TASK REQUIREMENTS
Identify the line that contains "Type out the text in this image." in the material. Output it and every line after it, unchanged, through the end.

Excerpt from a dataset
┌────────

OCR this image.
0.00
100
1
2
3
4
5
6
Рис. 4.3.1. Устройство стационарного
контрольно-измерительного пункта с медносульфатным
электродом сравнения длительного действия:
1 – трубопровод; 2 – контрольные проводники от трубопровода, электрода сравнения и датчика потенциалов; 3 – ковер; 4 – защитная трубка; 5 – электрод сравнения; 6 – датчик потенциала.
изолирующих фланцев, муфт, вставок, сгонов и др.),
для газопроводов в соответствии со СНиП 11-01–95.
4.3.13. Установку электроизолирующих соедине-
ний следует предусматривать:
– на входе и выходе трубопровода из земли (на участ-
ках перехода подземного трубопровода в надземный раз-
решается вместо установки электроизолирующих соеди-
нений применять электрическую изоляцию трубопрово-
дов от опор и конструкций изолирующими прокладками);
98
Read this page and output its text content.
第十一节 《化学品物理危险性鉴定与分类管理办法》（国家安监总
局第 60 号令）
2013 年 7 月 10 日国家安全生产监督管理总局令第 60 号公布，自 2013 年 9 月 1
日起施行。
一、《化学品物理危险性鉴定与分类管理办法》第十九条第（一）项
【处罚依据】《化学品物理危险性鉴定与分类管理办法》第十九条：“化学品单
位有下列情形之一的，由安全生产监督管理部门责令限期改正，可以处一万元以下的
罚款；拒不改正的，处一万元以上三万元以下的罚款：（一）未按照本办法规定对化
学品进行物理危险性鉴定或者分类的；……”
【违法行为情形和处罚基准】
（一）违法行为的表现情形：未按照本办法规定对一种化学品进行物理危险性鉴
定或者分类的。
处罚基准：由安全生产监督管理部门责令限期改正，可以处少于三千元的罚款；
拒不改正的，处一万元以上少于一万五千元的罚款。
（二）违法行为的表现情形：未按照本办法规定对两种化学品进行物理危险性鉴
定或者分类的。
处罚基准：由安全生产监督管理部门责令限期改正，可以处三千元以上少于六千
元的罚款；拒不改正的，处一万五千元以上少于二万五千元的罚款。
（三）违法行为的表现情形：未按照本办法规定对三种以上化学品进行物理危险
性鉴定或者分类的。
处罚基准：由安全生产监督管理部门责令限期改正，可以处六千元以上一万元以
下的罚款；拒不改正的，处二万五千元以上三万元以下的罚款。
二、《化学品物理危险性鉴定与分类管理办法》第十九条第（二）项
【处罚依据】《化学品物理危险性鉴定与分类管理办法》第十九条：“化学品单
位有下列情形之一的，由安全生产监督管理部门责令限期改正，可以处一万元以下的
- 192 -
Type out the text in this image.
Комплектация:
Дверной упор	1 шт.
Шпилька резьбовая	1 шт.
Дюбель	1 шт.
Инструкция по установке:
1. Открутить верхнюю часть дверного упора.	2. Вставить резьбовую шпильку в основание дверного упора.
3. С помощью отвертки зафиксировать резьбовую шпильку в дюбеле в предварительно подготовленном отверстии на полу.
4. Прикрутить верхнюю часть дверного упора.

└────────

SOLUTION
Type out the text in this image.
Комплектация:
Дверной упор	1 шт.
Шпилька резьбовая	1 шт.
Дюбель	1 шт.
Инструкция по установке:
1. Открутить верхнюю часть дверного упора.	2. Вставить резьбовую шпильку в основание дверного упора.
3. С помощью отвертки зафиксировать резьбовую шпильку в дюбеле в предварительно подготовленном отверстии на полу.
4. Прикрутить верхнюю часть дверного упора.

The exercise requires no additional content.